§ Material provided
START

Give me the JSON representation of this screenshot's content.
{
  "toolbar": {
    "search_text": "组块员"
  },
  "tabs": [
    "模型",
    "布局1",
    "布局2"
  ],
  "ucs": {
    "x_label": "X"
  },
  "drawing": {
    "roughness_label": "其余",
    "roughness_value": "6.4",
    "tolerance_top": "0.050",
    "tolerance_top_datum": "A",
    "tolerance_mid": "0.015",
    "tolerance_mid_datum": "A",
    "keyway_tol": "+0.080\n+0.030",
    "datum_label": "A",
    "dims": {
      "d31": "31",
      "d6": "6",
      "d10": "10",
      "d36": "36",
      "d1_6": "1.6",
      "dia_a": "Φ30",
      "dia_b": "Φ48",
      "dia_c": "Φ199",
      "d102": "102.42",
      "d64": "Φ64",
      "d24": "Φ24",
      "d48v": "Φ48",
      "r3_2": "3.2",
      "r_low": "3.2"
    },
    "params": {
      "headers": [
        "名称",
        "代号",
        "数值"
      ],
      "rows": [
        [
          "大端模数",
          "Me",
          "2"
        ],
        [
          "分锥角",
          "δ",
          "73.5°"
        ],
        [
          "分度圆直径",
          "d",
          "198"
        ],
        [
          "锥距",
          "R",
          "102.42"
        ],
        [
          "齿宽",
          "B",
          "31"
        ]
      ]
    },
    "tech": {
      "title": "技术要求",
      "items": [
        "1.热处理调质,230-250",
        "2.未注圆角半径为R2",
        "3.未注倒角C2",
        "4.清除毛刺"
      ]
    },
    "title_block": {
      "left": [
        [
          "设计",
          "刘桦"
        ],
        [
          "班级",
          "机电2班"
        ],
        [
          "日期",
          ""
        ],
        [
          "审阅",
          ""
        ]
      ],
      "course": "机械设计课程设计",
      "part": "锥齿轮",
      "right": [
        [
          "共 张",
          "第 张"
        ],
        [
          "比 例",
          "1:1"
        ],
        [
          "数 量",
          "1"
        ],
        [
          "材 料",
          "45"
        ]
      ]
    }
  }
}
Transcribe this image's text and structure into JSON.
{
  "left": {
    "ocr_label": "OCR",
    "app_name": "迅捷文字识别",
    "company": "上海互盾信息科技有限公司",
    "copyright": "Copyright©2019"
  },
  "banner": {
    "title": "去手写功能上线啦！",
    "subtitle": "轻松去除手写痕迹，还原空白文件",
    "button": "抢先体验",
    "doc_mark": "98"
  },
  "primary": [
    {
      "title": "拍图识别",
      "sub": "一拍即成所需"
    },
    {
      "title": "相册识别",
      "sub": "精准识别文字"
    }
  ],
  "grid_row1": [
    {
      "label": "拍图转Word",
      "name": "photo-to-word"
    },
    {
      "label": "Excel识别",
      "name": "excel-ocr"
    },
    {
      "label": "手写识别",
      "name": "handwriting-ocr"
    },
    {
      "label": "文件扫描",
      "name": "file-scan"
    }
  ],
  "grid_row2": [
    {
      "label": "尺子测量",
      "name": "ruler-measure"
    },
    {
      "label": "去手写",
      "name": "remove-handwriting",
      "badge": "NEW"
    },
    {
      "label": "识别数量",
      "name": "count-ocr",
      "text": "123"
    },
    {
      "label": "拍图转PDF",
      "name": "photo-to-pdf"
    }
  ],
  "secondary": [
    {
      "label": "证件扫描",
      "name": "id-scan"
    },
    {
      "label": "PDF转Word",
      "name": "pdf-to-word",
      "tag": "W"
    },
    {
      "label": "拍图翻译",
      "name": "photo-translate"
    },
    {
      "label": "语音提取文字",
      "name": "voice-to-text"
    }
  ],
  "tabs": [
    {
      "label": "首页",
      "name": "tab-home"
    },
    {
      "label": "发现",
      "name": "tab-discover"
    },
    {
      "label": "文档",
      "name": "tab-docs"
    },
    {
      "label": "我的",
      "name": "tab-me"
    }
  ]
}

END

§ Given instruction
Gather every line from the entries above where the word "this" appears, and copy them.

§ Exercise solution
Give me the JSON representation of this screenshot's content.
Transcribe this image's text and structure into JSON.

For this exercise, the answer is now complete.